_Given instruction:_ Wherever a line holds the string "measure", copy that line.

+--

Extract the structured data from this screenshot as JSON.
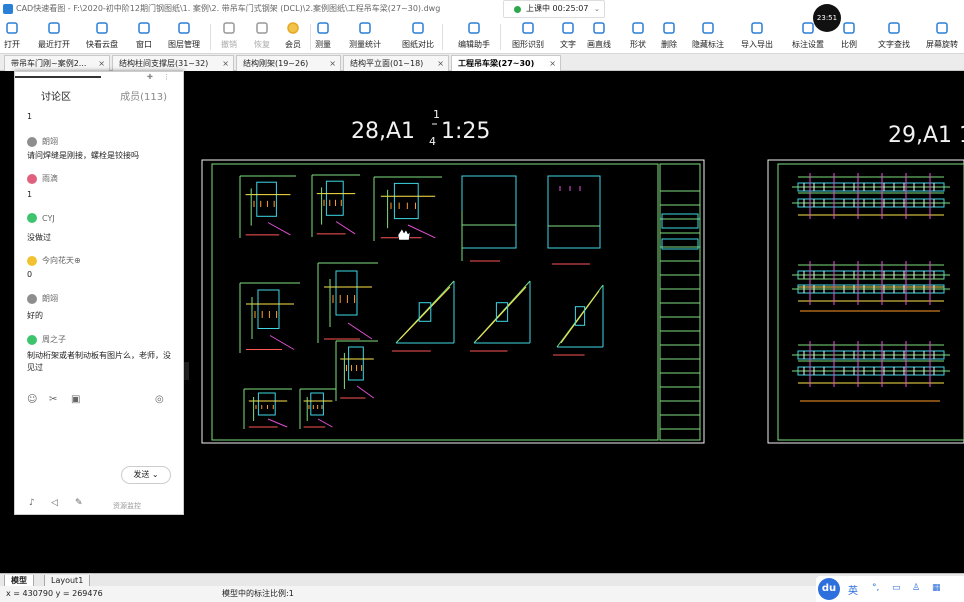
{
  "titlebar": {
    "title": "CAD快速看图 - F:\\2020-初中阶12期门钢图纸\\1. 案例\\2. 带吊车门式钢架 (DCL)\\2.案例图纸\\工程吊车梁(27~30).dwg"
  },
  "toolbar": {
    "items": [
      {
        "label": "打开",
        "icon": "folder-open-icon",
        "enabled": true
      },
      {
        "label": "最近打开",
        "icon": "clock-history-icon",
        "enabled": true
      },
      {
        "label": "快看云盘",
        "icon": "cloud-drive-icon",
        "enabled": true
      },
      {
        "label": "窗口",
        "icon": "window-select-icon",
        "enabled": true
      },
      {
        "label": "图层管理",
        "icon": "layers-icon",
        "enabled": true
      },
      {
        "label": "撤销",
        "icon": "undo-icon",
        "enabled": false
      },
      {
        "label": "恢复",
        "icon": "redo-icon",
        "enabled": false
      },
      {
        "label": "会员",
        "icon": "vip-icon",
        "enabled": true
      },
      {
        "label": "测量",
        "icon": "measure-icon",
        "enabled": true
      },
      {
        "label": "测量统计",
        "icon": "measure-stats-icon",
        "enabled": true
      },
      {
        "label": "图纸对比",
        "icon": "compare-icon",
        "enabled": true
      },
      {
        "label": "编辑助手",
        "icon": "edit-assistant-icon",
        "enabled": true
      },
      {
        "label": "图形识别",
        "icon": "shape-recognize-icon",
        "enabled": true
      },
      {
        "label": "文字",
        "icon": "text-icon",
        "enabled": true
      },
      {
        "label": "画直线",
        "icon": "line-icon",
        "enabled": true
      },
      {
        "label": "形状",
        "icon": "shape-icon",
        "enabled": true
      },
      {
        "label": "删除",
        "icon": "eraser-icon",
        "enabled": true
      },
      {
        "label": "隐藏标注",
        "icon": "hide-annotation-icon",
        "enabled": true
      },
      {
        "label": "导入导出",
        "icon": "import-export-icon",
        "enabled": true
      },
      {
        "label": "标注设置",
        "icon": "annotation-settings-icon",
        "enabled": true
      },
      {
        "label": "比例",
        "icon": "scale-icon",
        "enabled": true
      },
      {
        "label": "文字查找",
        "icon": "text-search-icon",
        "enabled": true
      },
      {
        "label": "屏幕旋转",
        "icon": "rotate-screen-icon",
        "enabled": true
      }
    ]
  },
  "tabs": [
    {
      "label": "带吊车门刚~案例2...",
      "active": false
    },
    {
      "label": "结构柱间支撑层(31~32)",
      "active": false
    },
    {
      "label": "结构刚架(19~26)",
      "active": false
    },
    {
      "label": "结构平立面(01~18)",
      "active": false
    },
    {
      "label": "工程吊车梁(27~30)",
      "active": true
    }
  ],
  "recorder": {
    "text": "上课中 00:25:07"
  },
  "timer": {
    "text": "23:51"
  },
  "chat": {
    "title": "讨论区",
    "members": "成员(113)",
    "entries": [
      {
        "kind": "msg",
        "text": "1"
      },
      {
        "kind": "user",
        "name": "朗翊",
        "color": "#8e8e8e"
      },
      {
        "kind": "msg",
        "text": "请问焊缝是刚接，螺栓是铰接吗"
      },
      {
        "kind": "user",
        "name": "雨滴",
        "color": "#e0607e"
      },
      {
        "kind": "msg",
        "text": "1"
      },
      {
        "kind": "user",
        "name": "CYJ",
        "color": "#3ec46d"
      },
      {
        "kind": "msg",
        "text": "没做过"
      },
      {
        "kind": "user",
        "name": "今向花天⊕",
        "color": "#f2c230"
      },
      {
        "kind": "msg",
        "text": "0"
      },
      {
        "kind": "user",
        "name": "朗翊",
        "color": "#8e8e8e"
      },
      {
        "kind": "msg",
        "text": "好的"
      },
      {
        "kind": "user",
        "name": "周之子",
        "color": "#3ec46d"
      },
      {
        "kind": "msg",
        "text": "制动桁架或者制动板有图片么，老师，没见过"
      }
    ],
    "tool_icons": [
      "emoji-icon",
      "scissors-icon",
      "image-icon",
      "settings-circle-icon"
    ],
    "send_label": "发送",
    "bottom_icons": [
      "microphone-icon",
      "speaker-icon",
      "pen-icon"
    ],
    "resource_label": "资源监控"
  },
  "drawing": {
    "title_left_num": "28,A1",
    "title_left_scale": "1:25",
    "title_left_frac_top": "1",
    "title_left_frac_bot": "4",
    "title_right": "29,A1 1:"
  },
  "layout_tabs": [
    {
      "label": "模型",
      "active": true
    },
    {
      "label": "Layout1",
      "active": false
    }
  ],
  "status": {
    "coords": "x = 430790  y = 269476",
    "scale_text": "模型中的标注比例:1"
  },
  "tray": {
    "du_label": "du",
    "lang_label": "英",
    "icons": [
      "punctuation-icon",
      "keyboard-icon",
      "shirt-icon",
      "grid-icon"
    ]
  }
}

+--

_Task result:_
        "icon": "measure-icon",
        "icon": "measure-stats-icon",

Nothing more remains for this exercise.